++++ Source data ++++

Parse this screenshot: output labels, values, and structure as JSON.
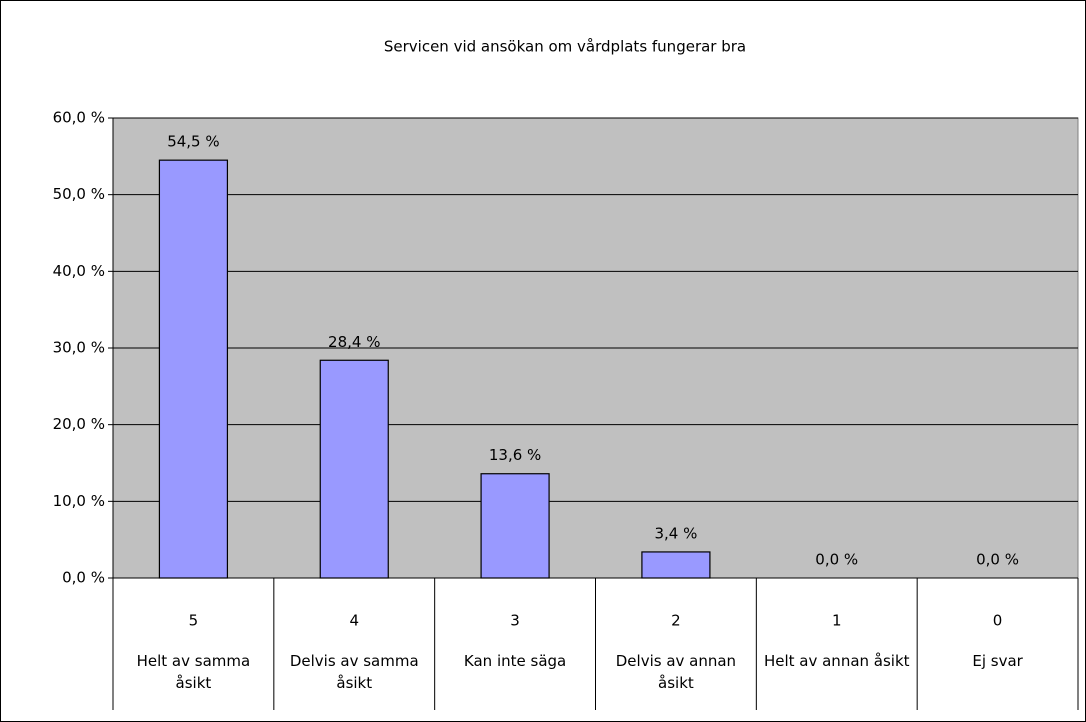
{
  "chart_data": {
    "type": "bar",
    "title": "Servicen vid ansökan om vårdplats fungerar bra",
    "categories": [
      "5",
      "4",
      "3",
      "2",
      "1",
      "0"
    ],
    "category_labels": [
      "Helt av samma åsikt",
      "Delvis av samma åsikt",
      "Kan inte säga",
      "Delvis av annan åsikt",
      "Helt av annan åsikt",
      "Ej svar"
    ],
    "values": [
      54.5,
      28.4,
      13.6,
      3.4,
      0,
      0
    ],
    "value_labels": [
      "54,5 %",
      "28,4 %",
      "13,6 %",
      "3,4 %",
      "0,0 %",
      "0,0 %"
    ],
    "color": "#9999ff",
    "ylim": [
      0,
      60
    ],
    "yticks": [
      {
        "value": 0,
        "label": "0,0 %"
      },
      {
        "value": 10,
        "label": "10,0 %"
      },
      {
        "value": 20,
        "label": "20,0 %"
      },
      {
        "value": 30,
        "label": "30,0 %"
      },
      {
        "value": 40,
        "label": "40,0 %"
      },
      {
        "value": 50,
        "label": "50,0 %"
      },
      {
        "value": 60,
        "label": "60,0 %"
      }
    ],
    "grid": true
  }
}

++++

Work required. Drop the pictures and reproduce the rest of the entries above exactly.

Task output.
Parse this screenshot: output labels, values, and structure as JSON.
{
  "chart_data": {
    "type": "bar",
    "title": "Servicen vid ansökan om vårdplats fungerar bra",
    "categories": [
      "5",
      "4",
      "3",
      "2",
      "1",
      "0"
    ],
    "category_labels": [
      "Helt av samma åsikt",
      "Delvis av samma åsikt",
      "Kan inte säga",
      "Delvis av annan åsikt",
      "Helt av annan åsikt",
      "Ej svar"
    ],
    "values": [
      54.5,
      28.4,
      13.6,
      3.4,
      0,
      0
    ],
    "value_labels": [
      "54,5 %",
      "28,4 %",
      "13,6 %",
      "3,4 %",
      "0,0 %",
      "0,0 %"
    ],
    "color": "#9999ff",
    "ylim": [
      0,
      60
    ],
    "yticks": [
      {
        "value": 0,
        "label": "0,0 %"
      },
      {
        "value": 10,
        "label": "10,0 %"
      },
      {
        "value": 20,
        "label": "20,0 %"
      },
      {
        "value": 30,
        "label": "30,0 %"
      },
      {
        "value": 40,
        "label": "40,0 %"
      },
      {
        "value": 50,
        "label": "50,0 %"
      },
      {
        "value": 60,
        "label": "60,0 %"
      }
    ],
    "grid": true
  }
}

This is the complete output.